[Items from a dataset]
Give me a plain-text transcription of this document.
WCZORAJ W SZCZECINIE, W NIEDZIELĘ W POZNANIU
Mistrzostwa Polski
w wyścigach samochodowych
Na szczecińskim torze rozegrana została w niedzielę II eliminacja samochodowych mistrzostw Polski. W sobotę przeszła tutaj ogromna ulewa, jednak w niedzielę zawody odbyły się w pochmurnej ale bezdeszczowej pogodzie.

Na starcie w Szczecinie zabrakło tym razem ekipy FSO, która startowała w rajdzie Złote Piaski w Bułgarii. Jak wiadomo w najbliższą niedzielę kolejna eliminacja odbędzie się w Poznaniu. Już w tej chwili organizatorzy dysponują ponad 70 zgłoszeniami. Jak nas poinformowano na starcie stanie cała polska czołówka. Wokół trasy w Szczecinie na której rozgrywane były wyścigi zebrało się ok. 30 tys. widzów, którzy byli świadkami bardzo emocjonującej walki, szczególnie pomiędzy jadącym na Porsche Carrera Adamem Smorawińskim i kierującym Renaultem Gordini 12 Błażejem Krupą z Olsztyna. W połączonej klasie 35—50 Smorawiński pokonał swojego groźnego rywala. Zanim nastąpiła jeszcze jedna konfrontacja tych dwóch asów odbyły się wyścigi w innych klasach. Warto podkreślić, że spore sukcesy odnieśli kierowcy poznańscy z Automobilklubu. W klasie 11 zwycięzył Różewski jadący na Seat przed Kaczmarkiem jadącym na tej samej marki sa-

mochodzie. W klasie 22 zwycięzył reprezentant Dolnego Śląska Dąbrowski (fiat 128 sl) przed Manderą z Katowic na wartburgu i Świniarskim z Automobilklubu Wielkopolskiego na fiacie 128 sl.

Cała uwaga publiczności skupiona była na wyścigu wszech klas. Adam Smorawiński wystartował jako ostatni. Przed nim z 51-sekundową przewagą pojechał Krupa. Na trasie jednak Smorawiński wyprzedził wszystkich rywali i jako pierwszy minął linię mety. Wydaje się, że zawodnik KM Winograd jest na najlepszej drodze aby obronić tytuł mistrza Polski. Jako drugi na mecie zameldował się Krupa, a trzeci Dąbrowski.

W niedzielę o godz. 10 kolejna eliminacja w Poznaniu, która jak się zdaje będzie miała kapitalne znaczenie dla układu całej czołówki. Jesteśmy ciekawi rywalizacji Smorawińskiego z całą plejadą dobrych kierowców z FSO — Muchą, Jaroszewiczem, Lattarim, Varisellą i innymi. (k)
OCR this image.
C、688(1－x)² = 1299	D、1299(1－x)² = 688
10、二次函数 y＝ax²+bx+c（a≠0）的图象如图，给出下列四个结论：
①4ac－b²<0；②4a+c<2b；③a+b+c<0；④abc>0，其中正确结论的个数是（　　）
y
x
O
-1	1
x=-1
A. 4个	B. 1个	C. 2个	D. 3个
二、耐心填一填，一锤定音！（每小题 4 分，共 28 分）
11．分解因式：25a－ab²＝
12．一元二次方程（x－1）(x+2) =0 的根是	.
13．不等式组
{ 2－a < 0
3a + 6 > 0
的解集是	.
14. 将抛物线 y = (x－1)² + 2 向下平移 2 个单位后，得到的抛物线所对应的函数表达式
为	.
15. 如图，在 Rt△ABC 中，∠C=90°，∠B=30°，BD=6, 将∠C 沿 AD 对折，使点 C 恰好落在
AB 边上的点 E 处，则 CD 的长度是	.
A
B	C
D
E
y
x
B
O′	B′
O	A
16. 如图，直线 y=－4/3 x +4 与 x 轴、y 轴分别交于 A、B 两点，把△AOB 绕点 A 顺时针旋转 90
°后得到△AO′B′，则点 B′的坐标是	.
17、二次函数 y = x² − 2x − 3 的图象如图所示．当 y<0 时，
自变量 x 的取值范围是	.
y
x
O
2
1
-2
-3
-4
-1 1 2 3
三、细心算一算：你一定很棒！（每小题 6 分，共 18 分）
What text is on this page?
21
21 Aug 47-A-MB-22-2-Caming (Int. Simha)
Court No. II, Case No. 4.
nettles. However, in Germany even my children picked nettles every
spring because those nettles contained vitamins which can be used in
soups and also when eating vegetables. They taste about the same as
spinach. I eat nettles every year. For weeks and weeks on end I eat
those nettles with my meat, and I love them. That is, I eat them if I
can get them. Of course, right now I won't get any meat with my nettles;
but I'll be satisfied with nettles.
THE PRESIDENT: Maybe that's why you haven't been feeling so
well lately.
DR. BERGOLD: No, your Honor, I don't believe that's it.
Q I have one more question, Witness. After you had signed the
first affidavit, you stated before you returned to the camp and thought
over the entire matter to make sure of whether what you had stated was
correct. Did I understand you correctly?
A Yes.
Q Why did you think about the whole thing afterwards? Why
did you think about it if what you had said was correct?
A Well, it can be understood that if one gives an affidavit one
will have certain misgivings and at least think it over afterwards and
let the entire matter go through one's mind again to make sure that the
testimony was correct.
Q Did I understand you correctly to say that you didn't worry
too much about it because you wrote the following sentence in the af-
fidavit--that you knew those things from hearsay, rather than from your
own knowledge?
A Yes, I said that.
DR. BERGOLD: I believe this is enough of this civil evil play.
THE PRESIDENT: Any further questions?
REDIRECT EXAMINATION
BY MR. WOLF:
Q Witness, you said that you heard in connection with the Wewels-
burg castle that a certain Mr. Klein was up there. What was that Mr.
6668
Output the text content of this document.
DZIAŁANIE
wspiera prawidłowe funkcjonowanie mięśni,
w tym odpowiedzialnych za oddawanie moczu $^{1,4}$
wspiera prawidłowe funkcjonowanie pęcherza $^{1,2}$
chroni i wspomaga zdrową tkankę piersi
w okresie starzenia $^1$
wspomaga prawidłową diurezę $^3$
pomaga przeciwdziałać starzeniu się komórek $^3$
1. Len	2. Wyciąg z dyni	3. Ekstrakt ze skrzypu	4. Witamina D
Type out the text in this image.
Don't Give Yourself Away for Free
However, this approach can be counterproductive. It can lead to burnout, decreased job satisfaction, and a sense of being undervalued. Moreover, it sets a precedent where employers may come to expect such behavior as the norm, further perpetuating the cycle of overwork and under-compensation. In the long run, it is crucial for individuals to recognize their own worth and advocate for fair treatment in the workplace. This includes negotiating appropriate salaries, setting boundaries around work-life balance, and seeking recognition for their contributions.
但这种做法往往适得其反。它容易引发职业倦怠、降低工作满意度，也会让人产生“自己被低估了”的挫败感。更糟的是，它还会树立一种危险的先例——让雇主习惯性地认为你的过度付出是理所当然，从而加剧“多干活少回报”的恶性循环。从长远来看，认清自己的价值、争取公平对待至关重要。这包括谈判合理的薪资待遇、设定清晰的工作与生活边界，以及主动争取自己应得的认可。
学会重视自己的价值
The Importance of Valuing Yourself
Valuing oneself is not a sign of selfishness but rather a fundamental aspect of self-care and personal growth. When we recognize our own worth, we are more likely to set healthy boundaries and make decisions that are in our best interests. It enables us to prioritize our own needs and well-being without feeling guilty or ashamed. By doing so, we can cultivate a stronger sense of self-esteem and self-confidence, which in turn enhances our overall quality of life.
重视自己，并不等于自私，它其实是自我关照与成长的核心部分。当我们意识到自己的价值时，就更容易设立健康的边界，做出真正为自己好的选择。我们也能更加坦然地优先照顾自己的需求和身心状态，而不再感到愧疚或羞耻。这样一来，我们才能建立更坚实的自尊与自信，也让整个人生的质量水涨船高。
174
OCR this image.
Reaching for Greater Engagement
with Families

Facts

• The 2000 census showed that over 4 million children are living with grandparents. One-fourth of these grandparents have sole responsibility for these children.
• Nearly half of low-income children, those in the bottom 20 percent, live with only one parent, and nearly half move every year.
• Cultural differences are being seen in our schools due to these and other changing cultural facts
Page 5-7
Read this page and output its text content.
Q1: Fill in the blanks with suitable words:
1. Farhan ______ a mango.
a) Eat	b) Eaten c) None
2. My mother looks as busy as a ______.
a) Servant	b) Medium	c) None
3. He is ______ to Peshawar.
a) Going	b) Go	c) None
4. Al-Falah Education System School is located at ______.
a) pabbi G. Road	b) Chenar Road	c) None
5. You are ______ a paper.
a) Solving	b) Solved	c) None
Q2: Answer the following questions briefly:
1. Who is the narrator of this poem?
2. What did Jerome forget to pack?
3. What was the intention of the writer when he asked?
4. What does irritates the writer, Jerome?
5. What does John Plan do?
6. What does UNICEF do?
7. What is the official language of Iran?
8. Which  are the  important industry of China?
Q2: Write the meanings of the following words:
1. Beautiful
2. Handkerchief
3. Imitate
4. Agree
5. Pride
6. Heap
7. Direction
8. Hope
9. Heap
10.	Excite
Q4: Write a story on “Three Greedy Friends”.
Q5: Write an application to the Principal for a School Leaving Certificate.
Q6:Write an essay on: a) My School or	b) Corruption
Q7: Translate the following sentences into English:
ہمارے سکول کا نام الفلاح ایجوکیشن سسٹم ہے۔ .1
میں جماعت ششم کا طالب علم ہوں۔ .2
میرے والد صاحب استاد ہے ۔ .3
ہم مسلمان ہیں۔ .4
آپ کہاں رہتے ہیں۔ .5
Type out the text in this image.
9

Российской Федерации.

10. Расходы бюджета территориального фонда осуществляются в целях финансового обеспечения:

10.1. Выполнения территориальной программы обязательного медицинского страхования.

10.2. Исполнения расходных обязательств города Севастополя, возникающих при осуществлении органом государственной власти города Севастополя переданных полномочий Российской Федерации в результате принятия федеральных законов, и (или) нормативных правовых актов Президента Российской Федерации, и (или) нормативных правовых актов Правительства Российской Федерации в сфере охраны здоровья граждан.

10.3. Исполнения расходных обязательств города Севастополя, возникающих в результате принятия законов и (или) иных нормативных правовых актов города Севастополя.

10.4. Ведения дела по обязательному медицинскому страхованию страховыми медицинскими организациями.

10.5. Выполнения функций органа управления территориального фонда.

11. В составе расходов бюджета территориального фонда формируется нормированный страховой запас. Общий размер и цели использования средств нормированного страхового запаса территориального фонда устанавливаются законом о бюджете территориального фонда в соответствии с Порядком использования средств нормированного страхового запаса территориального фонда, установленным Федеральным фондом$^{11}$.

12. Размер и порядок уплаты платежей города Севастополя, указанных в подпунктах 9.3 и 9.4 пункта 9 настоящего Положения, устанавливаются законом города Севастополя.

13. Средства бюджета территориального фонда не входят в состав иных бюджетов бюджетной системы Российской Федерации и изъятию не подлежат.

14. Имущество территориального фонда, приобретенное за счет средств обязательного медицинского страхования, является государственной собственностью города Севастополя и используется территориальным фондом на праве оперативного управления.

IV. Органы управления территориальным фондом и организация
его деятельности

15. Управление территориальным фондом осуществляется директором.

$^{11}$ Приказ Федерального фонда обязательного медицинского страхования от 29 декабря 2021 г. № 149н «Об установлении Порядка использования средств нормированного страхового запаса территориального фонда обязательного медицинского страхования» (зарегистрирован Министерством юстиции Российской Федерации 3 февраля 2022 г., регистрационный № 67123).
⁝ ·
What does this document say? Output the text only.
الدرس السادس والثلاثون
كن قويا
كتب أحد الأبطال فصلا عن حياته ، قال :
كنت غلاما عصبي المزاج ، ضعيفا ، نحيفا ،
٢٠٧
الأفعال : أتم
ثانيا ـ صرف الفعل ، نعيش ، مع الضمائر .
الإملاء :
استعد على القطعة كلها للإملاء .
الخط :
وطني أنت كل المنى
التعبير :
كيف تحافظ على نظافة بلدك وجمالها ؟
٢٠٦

**Challenge:** Determine how many lines include the word "them" and report that number by itself.

**Exercise solution:** 2